> **What you are asked to do**: Return, word for word, only the lines from the one containing "Type out the text in this image." through the last line of the entries.

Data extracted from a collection
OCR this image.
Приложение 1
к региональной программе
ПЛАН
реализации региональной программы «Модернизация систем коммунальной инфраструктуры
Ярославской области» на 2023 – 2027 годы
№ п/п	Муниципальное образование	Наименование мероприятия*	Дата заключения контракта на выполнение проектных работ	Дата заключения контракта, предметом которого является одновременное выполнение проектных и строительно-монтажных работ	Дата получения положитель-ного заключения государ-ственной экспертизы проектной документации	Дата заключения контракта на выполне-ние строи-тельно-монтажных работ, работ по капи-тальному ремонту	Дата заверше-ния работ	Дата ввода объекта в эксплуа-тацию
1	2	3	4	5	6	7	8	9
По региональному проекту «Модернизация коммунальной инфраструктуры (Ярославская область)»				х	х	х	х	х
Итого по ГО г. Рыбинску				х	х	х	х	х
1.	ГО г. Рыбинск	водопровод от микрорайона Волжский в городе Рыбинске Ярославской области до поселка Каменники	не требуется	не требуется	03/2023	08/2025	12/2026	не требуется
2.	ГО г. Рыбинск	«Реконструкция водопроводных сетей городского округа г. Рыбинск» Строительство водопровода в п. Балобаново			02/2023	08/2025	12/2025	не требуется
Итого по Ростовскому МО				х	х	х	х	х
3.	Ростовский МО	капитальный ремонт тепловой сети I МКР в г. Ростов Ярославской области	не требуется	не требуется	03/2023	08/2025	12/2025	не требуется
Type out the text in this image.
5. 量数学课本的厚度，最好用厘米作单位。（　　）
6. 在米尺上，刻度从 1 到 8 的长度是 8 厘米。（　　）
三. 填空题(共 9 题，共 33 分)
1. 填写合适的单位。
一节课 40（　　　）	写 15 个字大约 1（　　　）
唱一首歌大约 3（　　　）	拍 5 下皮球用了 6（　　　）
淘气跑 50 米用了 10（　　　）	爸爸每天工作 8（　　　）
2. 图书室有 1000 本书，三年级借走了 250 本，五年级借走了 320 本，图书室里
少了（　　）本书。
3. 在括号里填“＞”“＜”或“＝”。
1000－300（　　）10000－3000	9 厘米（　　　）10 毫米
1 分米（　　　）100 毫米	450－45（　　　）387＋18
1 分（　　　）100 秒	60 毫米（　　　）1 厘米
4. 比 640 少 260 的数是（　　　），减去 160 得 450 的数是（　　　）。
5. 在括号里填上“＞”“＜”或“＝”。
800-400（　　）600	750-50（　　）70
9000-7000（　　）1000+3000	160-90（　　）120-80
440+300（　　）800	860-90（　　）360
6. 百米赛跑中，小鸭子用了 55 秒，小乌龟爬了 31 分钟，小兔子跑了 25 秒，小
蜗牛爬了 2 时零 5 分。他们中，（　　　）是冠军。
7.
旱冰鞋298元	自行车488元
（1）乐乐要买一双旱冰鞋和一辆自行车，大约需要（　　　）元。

> **Finished exercise**:
Type out the text in this image.
5. 量数学课本的厚度，最好用厘米作单位。（　　）
6. 在米尺上，刻度从 1 到 8 的长度是 8 厘米。（　　）
三. 填空题(共 9 题，共 33 分)
1. 填写合适的单位。
一节课 40（　　　）	写 15 个字大约 1（　　　）
唱一首歌大约 3（　　　）	拍 5 下皮球用了 6（　　　）
淘气跑 50 米用了 10（　　　）	爸爸每天工作 8（　　　）
2. 图书室有 1000 本书，三年级借走了 250 本，五年级借走了 320 本，图书室里
少了（　　）本书。
3. 在括号里填“＞”“＜”或“＝”。
1000－300（　　）10000－3000	9 厘米（　　　）10 毫米
1 分米（　　　）100 毫米	450－45（　　　）387＋18
1 分（　　　）100 秒	60 毫米（　　　）1 厘米
4. 比 640 少 260 的数是（　　　），减去 160 得 450 的数是（　　　）。
5. 在括号里填上“＞”“＜”或“＝”。
800-400（　　）600	750-50（　　）70
9000-7000（　　）1000+3000	160-90（　　）120-80
440+300（　　）800	860-90（　　）360
6. 百米赛跑中，小鸭子用了 55 秒，小乌龟爬了 31 分钟，小兔子跑了 25 秒，小
蜗牛爬了 2 时零 5 分。他们中，（　　　）是冠军。
7.
旱冰鞋298元	自行车488元
（1）乐乐要买一双旱冰鞋和一辆自行车，大约需要（　　　）元。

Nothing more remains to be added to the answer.